[Stored rows]
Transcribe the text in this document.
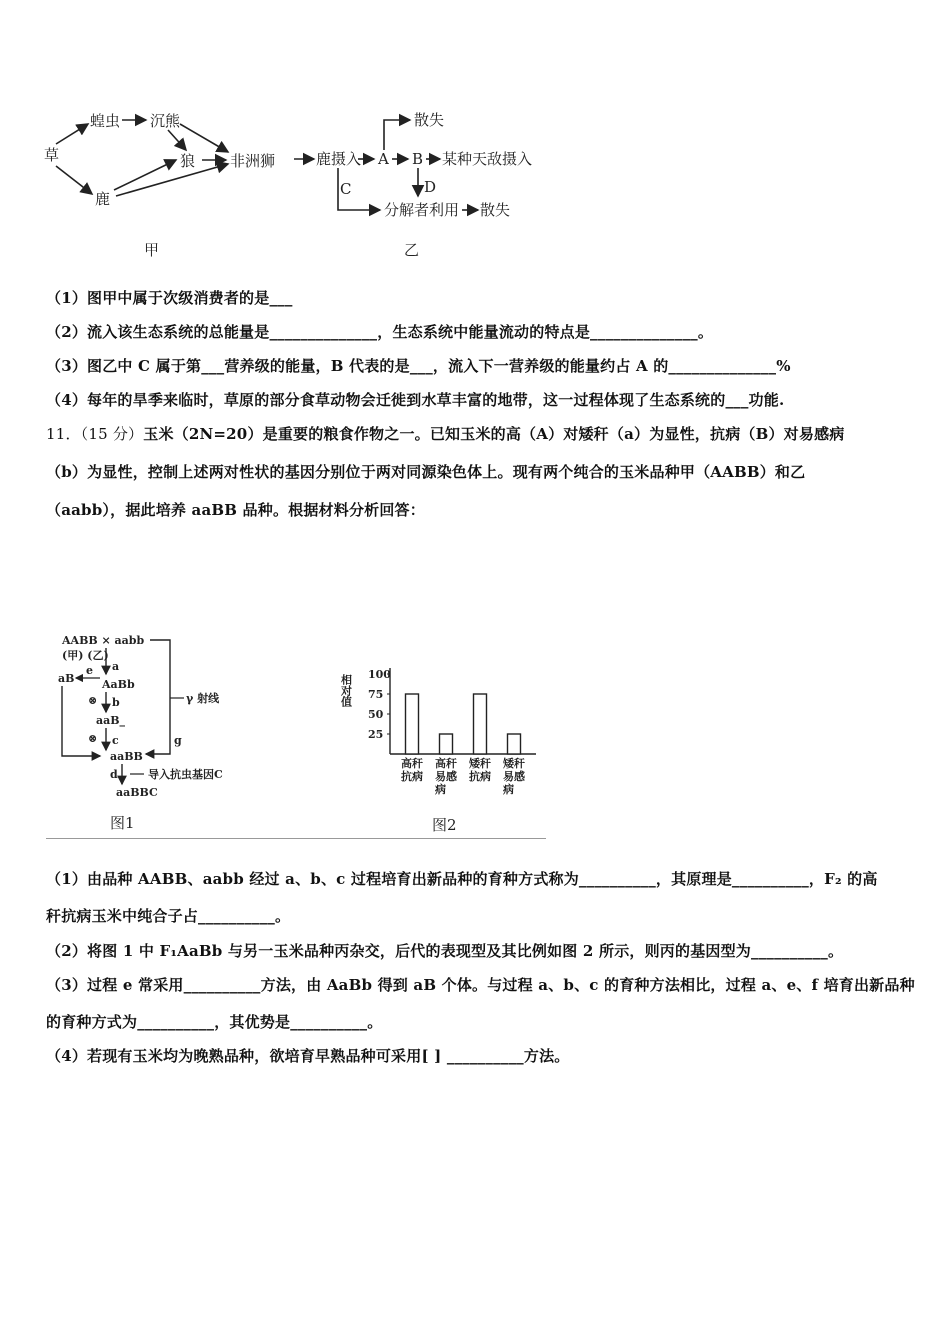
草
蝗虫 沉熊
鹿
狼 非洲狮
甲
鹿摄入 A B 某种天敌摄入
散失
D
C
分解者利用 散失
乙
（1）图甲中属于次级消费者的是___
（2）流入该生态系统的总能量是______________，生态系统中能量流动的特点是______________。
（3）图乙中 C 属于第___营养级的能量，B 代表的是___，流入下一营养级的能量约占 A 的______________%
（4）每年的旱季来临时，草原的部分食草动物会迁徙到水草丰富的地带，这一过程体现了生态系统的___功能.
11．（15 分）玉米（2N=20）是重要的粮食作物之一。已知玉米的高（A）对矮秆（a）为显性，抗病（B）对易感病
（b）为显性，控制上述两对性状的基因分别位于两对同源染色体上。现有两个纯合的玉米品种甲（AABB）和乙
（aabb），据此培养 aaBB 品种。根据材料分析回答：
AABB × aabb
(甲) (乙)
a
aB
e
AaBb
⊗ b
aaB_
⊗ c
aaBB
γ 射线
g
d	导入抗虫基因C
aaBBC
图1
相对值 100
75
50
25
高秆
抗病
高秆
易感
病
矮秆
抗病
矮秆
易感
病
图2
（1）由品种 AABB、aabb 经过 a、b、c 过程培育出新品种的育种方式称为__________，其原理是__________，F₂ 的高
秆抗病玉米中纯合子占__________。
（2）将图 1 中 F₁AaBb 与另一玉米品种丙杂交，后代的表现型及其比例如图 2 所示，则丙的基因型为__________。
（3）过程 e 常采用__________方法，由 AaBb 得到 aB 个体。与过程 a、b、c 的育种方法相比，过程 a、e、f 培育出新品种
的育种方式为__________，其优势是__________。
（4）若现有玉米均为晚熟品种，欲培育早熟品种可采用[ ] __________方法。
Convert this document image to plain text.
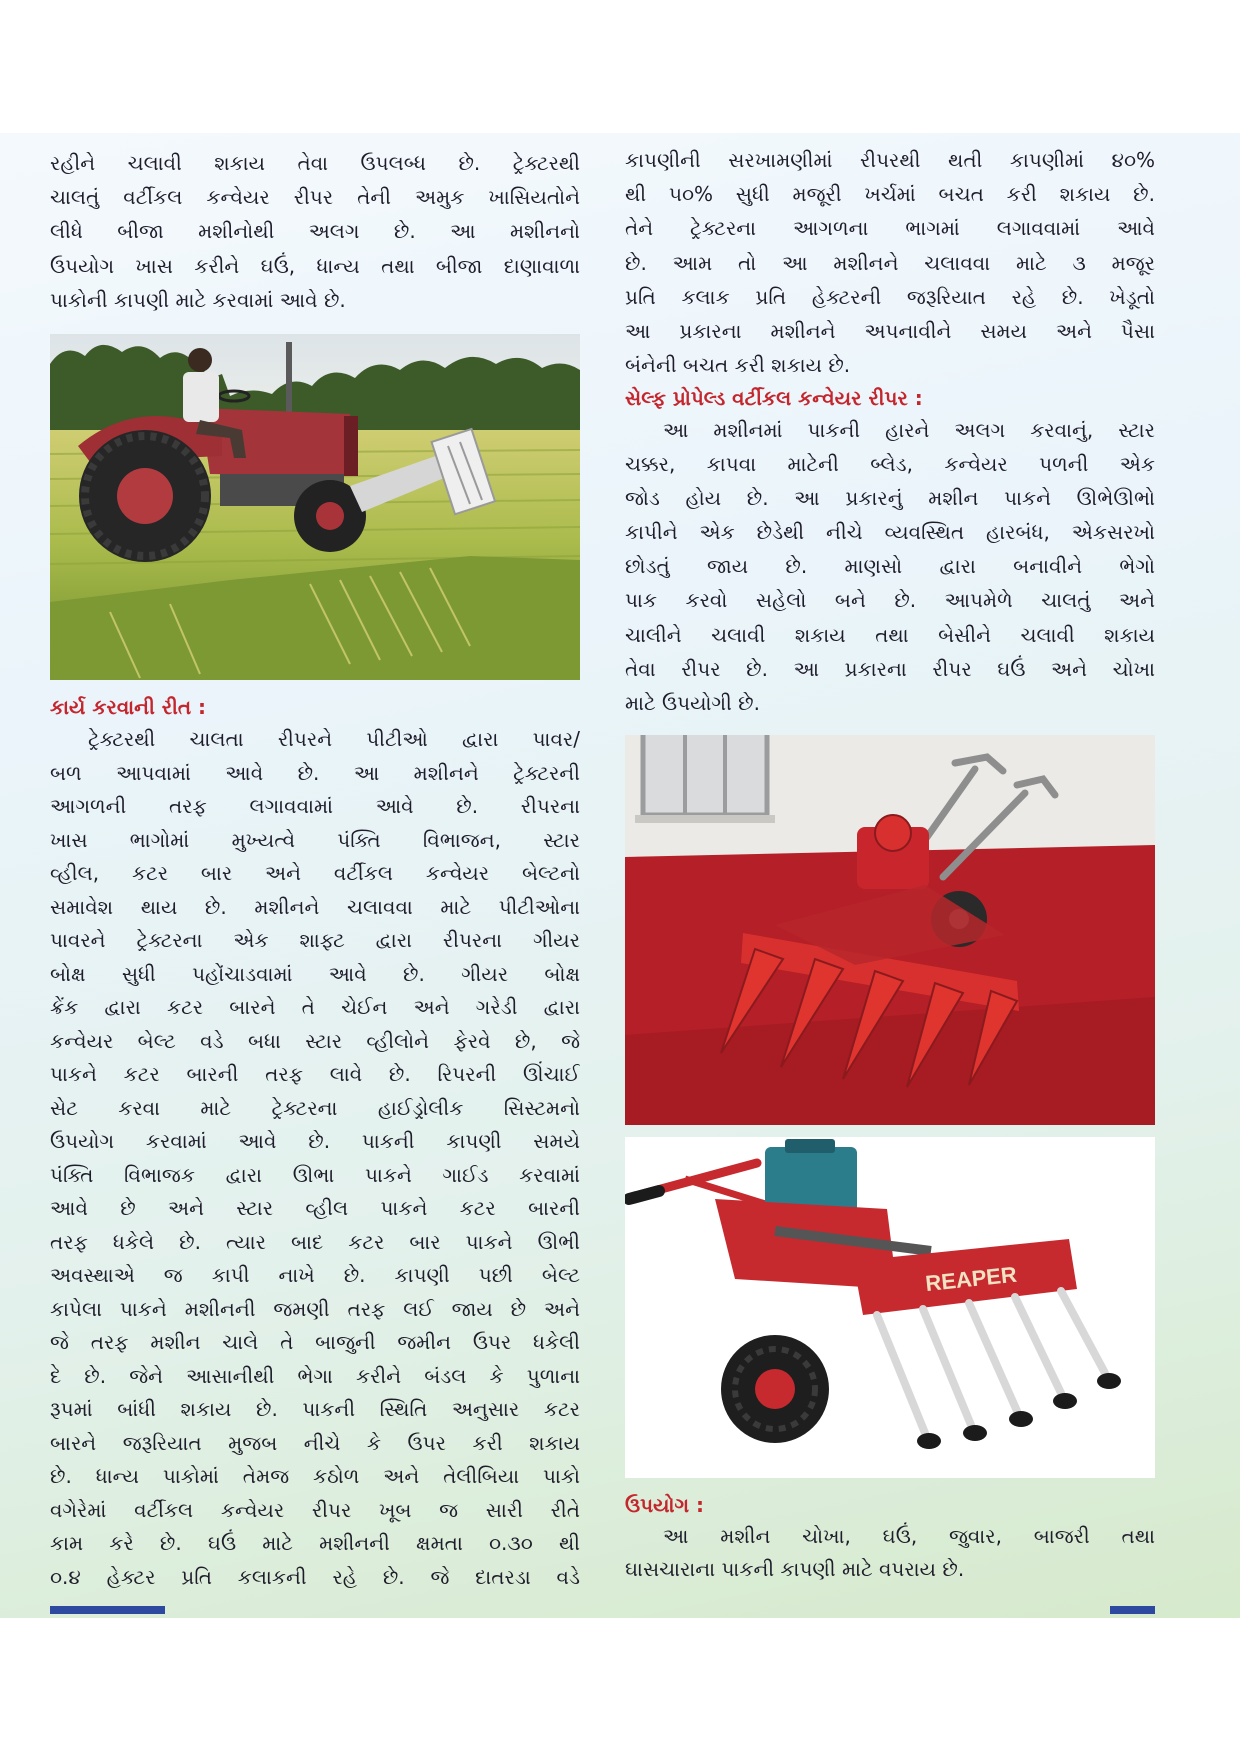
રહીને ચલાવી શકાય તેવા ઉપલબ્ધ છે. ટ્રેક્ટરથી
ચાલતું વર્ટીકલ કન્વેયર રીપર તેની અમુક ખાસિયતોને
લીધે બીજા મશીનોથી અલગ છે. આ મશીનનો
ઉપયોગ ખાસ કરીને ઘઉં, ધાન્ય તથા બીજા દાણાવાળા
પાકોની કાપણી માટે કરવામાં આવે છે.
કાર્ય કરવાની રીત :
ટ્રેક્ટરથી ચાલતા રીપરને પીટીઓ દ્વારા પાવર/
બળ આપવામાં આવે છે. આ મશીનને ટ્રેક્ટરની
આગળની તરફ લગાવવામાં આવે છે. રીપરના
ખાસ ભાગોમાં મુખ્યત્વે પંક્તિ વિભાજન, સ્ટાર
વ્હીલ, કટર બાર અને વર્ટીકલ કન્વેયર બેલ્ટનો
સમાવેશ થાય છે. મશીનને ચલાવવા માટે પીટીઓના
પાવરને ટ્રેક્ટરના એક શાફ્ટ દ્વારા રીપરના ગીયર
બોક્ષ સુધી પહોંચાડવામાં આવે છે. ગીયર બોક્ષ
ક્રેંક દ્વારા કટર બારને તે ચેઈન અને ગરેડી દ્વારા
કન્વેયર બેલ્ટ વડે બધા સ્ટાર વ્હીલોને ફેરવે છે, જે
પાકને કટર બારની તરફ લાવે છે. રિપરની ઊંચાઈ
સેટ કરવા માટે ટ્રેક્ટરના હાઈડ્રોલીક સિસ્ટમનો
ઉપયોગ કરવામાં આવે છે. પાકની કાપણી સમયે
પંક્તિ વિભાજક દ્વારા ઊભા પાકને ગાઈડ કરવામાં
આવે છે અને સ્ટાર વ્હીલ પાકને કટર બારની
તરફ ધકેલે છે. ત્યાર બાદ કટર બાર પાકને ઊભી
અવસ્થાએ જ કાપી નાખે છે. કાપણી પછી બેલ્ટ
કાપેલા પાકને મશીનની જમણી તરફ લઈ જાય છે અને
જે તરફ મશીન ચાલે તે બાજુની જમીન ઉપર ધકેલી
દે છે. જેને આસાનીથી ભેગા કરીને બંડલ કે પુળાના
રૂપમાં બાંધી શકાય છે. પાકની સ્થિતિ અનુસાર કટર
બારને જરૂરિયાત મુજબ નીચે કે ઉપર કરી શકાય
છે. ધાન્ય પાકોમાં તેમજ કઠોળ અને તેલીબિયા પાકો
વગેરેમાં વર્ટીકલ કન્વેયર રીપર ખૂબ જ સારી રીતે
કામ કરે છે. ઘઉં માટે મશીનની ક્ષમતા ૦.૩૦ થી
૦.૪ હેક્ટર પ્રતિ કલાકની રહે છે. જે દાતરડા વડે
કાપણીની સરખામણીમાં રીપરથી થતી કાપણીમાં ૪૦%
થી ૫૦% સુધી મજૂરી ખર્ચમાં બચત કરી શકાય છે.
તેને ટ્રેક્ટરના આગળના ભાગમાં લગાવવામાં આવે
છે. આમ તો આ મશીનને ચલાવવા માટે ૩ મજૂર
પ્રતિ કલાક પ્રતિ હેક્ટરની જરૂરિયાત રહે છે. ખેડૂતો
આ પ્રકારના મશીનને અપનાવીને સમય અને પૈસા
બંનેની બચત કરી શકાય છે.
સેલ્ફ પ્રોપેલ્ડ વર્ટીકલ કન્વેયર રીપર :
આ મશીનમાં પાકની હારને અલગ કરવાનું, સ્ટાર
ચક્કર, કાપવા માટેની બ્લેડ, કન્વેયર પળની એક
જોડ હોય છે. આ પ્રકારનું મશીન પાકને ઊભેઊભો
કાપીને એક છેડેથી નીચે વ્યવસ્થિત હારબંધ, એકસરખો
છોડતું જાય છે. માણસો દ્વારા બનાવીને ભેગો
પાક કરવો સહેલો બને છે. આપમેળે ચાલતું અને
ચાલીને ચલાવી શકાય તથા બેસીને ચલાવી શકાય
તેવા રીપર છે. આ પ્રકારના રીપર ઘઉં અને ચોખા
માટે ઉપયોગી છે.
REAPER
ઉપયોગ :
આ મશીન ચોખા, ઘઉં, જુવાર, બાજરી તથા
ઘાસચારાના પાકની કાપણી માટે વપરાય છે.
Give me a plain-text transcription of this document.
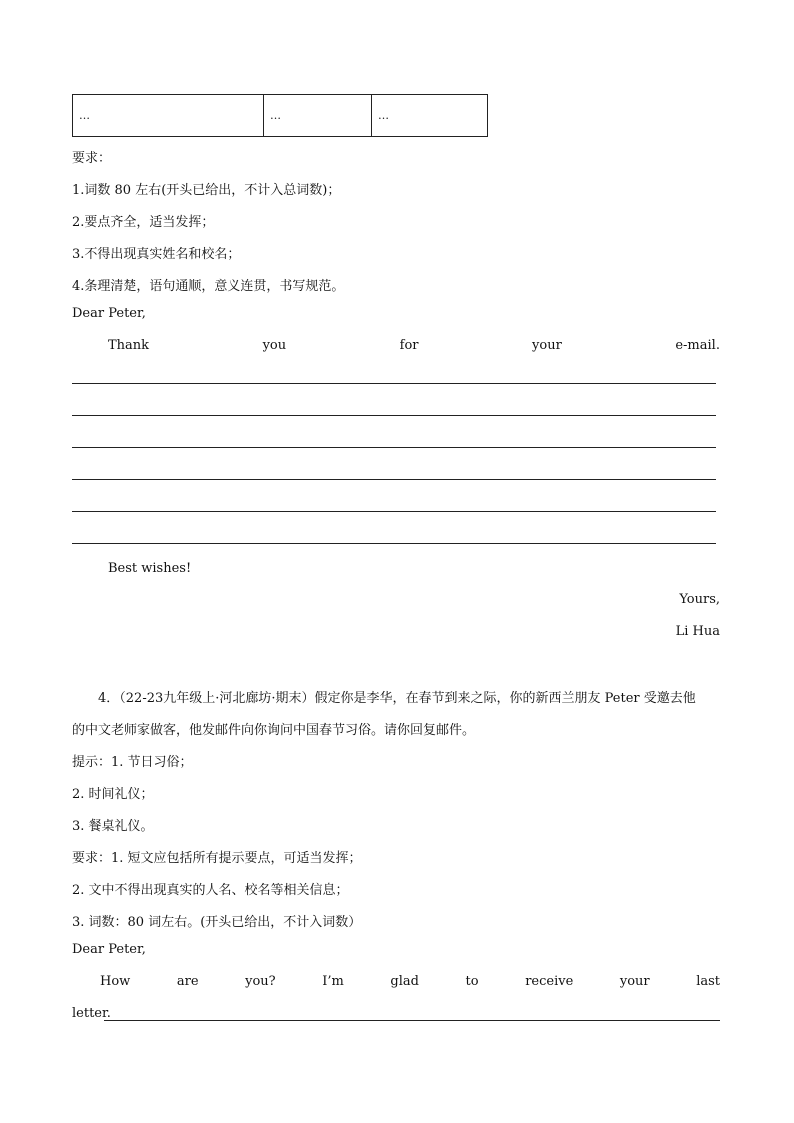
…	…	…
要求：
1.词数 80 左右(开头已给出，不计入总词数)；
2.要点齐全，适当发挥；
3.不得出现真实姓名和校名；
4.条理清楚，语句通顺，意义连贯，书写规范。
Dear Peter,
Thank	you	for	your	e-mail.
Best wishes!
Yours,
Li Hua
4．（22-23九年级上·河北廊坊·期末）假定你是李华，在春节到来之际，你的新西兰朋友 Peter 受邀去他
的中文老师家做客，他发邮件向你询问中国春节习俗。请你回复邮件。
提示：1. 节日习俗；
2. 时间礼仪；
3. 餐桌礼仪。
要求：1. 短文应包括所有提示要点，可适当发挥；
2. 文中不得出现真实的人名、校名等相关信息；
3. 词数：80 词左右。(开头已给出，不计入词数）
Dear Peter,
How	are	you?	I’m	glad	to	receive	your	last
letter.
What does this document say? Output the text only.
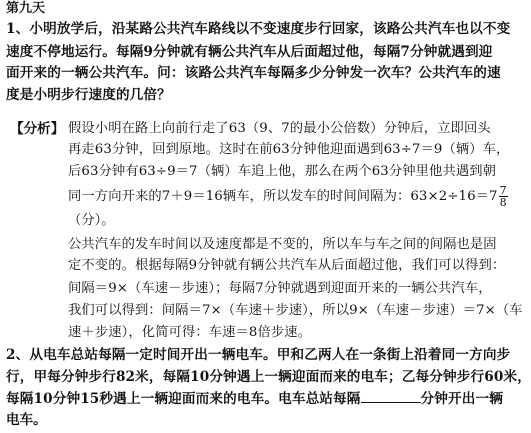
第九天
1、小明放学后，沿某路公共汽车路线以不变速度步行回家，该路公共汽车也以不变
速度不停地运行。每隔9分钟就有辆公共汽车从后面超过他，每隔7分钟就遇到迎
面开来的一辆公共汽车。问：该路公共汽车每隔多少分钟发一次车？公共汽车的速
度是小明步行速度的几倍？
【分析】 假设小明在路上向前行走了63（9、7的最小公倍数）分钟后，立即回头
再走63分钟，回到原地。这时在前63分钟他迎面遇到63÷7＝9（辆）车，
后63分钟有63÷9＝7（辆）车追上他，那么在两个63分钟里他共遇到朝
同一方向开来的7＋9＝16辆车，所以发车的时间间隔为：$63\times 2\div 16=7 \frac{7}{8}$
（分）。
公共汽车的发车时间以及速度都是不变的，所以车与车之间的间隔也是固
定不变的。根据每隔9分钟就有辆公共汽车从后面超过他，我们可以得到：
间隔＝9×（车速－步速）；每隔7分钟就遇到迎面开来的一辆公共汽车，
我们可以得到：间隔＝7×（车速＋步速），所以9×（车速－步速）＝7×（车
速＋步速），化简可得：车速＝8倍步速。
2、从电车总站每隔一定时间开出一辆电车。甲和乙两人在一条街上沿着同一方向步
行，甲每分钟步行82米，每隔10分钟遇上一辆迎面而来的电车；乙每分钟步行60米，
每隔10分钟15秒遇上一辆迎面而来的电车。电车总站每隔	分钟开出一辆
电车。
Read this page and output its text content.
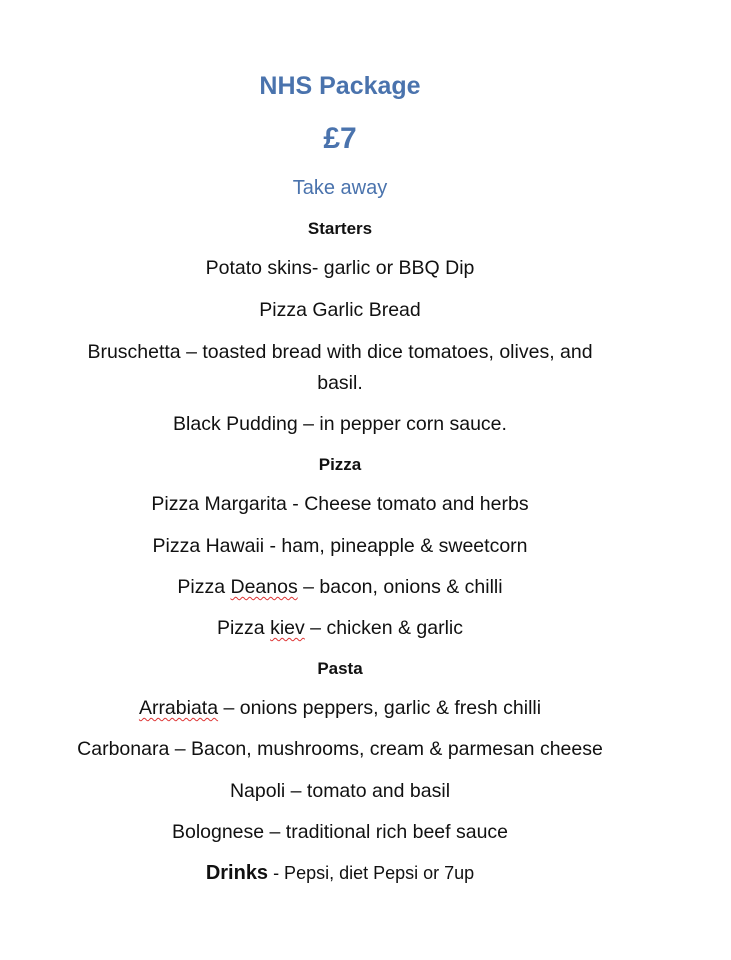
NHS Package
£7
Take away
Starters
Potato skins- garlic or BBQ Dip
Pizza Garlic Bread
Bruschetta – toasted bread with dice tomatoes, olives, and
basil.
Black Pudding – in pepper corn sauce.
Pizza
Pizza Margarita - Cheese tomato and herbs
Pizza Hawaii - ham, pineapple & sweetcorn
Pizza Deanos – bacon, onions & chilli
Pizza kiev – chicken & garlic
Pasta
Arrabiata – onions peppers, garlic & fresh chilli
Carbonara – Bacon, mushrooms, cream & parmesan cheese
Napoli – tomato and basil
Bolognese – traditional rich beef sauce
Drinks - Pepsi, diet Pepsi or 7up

[Exercise brief] In the lines above, locate the string "આગળન". Copy every line where it occurs.

[Completed exercise]
આગળની તરફ લગાવવામાં આવે છે. રીપરના
તેને ટ્રેક્ટરના આગળના ભાગમાં લગાવવામાં આવે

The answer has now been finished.